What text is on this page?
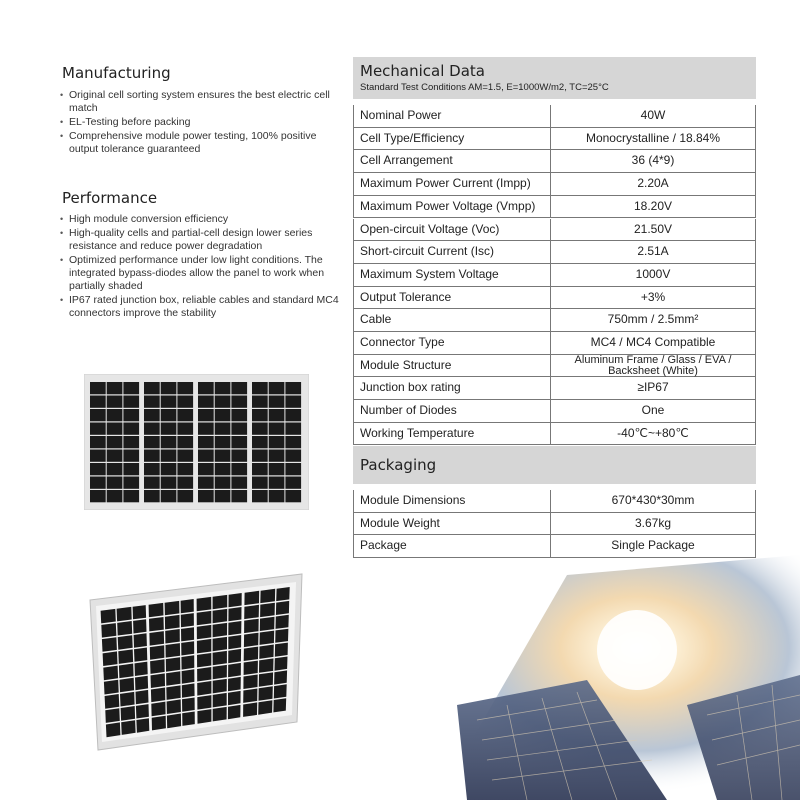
Manufacturing
• Original cell sorting system ensures the best electric cell match
• EL-Testing before packing
• Comprehensive module power testing, 100% positive output tolerance guaranteed
Performance
• High module conversion efficiency
• High-quality cells and partial-cell design lower series resistance and reduce power degradation
• Optimized performance under low light conditions. The integrated bypass-diodes allow the panel to work when partially shaded
• IP67 rated junction box, reliable cables and standard MC4 connectors improve the stability
Mechanical Data
Standard Test Conditions AM=1.5, E=1000W/m2, TC=25°C
Nominal Power	40W
Cell Type/Efficiency	Monocrystalline / 18.84%
Cell Arrangement	36 (4*9)
Maximum Power Current (Impp)	2.20A
Maximum Power Voltage (Vmpp)	18.20V
Open-circuit Voltage (Voc)	21.50V
Short-circuit Current (Isc)	2.51A
Maximum System Voltage	1000V
Output Tolerance	+3%
Cable	750mm / 2.5mm²
Connector Type	MC4 / MC4 Compatible
Module Structure	Aluminum Frame / Glass / EVA / Backsheet (White)
Junction box rating	≥IP67
Number of Diodes	One
Working Temperature	-40℃~+80℃
Packaging
Module Dimensions	670*430*30mm
Module Weight	3.67kg
Package	Single Package
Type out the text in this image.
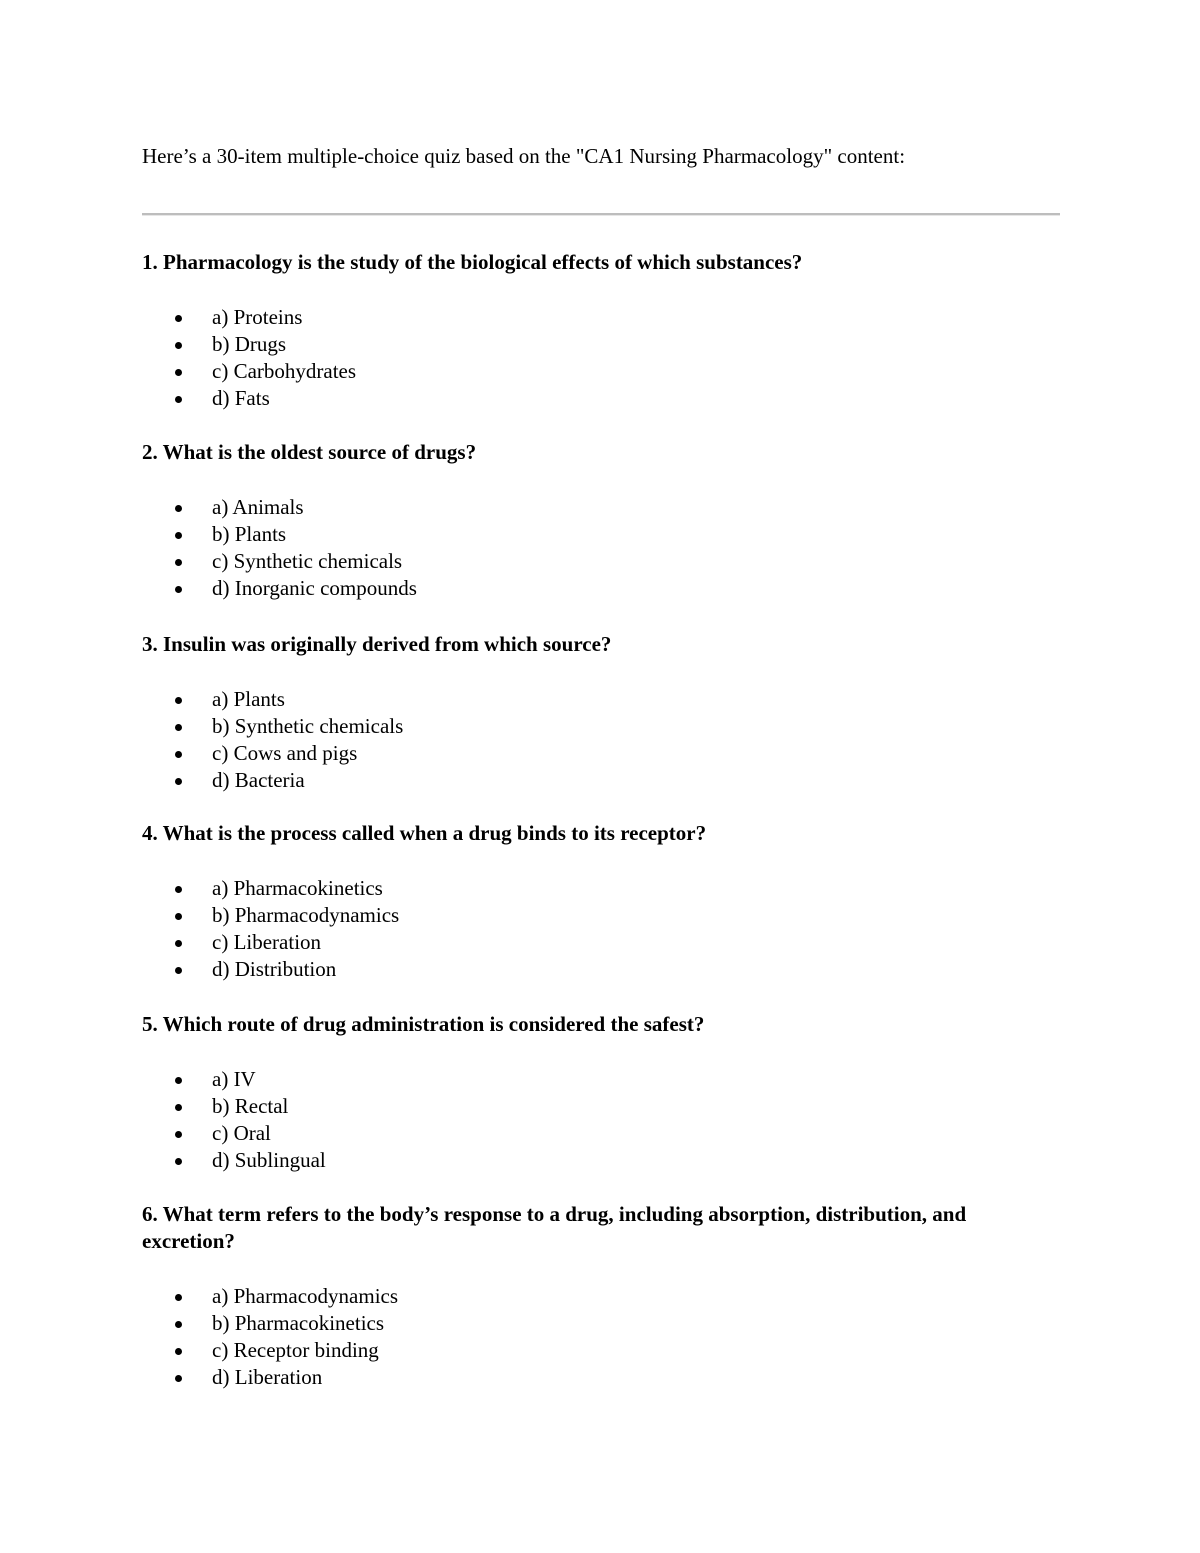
Here’s a 30-item multiple-choice quiz based on the "CA1 Nursing Pharmacology" content:

1. Pharmacology is the study of the biological effects of which substances?

a) Proteins
b) Drugs
c) Carbohydrates
d) Fats

2. What is the oldest source of drugs?

a) Animals
b) Plants
c) Synthetic chemicals
d) Inorganic compounds

3. Insulin was originally derived from which source?

a) Plants
b) Synthetic chemicals
c) Cows and pigs
d) Bacteria

4. What is the process called when a drug binds to its receptor?

a) Pharmacokinetics
b) Pharmacodynamics
c) Liberation
d) Distribution

5. Which route of drug administration is considered the safest?

a) IV
b) Rectal
c) Oral
d) Sublingual

6. What term refers to the body’s response to a drug, including absorption, distribution, and excretion?

a) Pharmacodynamics
b) Pharmacokinetics
c) Receptor binding
d) Liberation
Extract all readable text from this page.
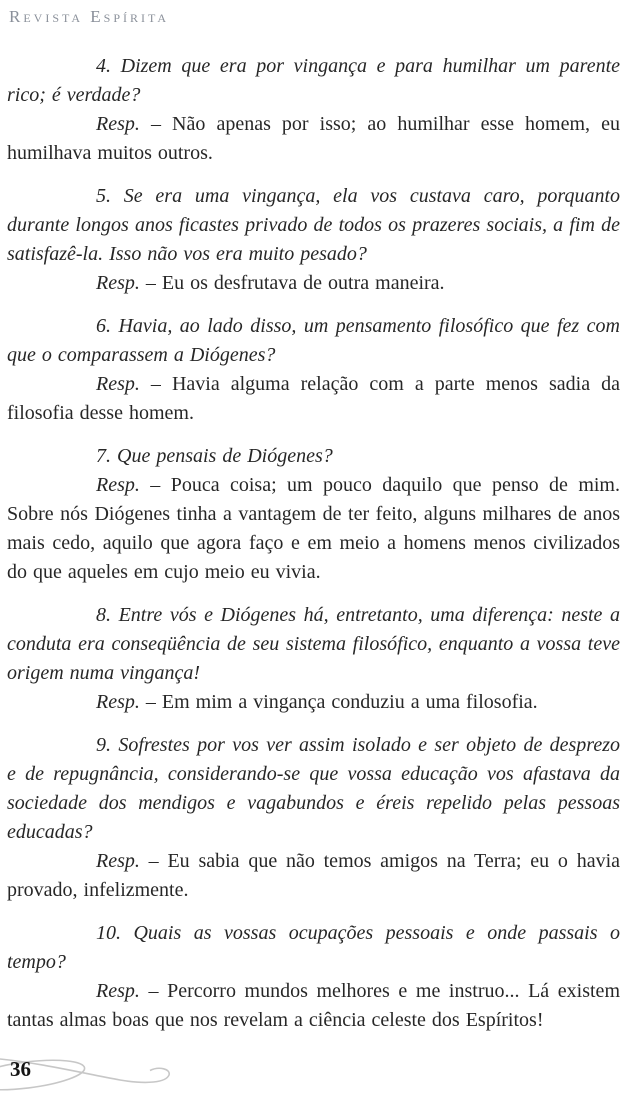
Revista Espírita

4. Dizem que era por vingança e para humilhar um parente rico; é verdade?

Resp. – Não apenas por isso; ao humilhar esse homem, eu humilhava muitos outros.

5. Se era uma vingança, ela vos custava caro, porquanto durante longos anos ficastes privado de todos os prazeres sociais, a fim de satisfazê-la. Isso não vos era muito pesado?

Resp. – Eu os desfrutava de outra maneira.

6. Havia, ao lado disso, um pensamento filosófico que fez com que o comparassem a Diógenes?

Resp. – Havia alguma relação com a parte menos sadia da filosofia desse homem.

7. Que pensais de Diógenes?

Resp. – Pouca coisa; um pouco daquilo que penso de mim. Sobre nós Diógenes tinha a vantagem de ter feito, alguns milhares de anos mais cedo, aquilo que agora faço e em meio a homens menos civilizados do que aqueles em cujo meio eu vivia.

8. Entre vós e Diógenes há, entretanto, uma diferença: neste a conduta era conseqüência de seu sistema filosófico, enquanto a vossa teve origem numa vingança!

Resp. – Em mim a vingança conduziu a uma filosofia.

9. Sofrestes por vos ver assim isolado e ser objeto de desprezo e de repugnância, considerando-se que vossa educação vos afastava da sociedade dos mendigos e vagabundos e éreis repelido pelas pessoas educadas?

Resp. – Eu sabia que não temos amigos na Terra; eu o havia provado, infelizmente.

10. Quais as vossas ocupações pessoais e onde passais o tempo?

Resp. – Percorro mundos melhores e me instruo... Lá existem tantas almas boas que nos revelam a ciência celeste dos Espíritos!

36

○ ○ ○ ○ ○

* WORK REQUIRED *
Would you please copy every line in the data that contains the word "Pharmacology"?

* RESULT *
Here’s a 30-item multiple-choice quiz based on the "CA1 Nursing Pharmacology" content:
1. Pharmacology is the study of the biological effects of which substances?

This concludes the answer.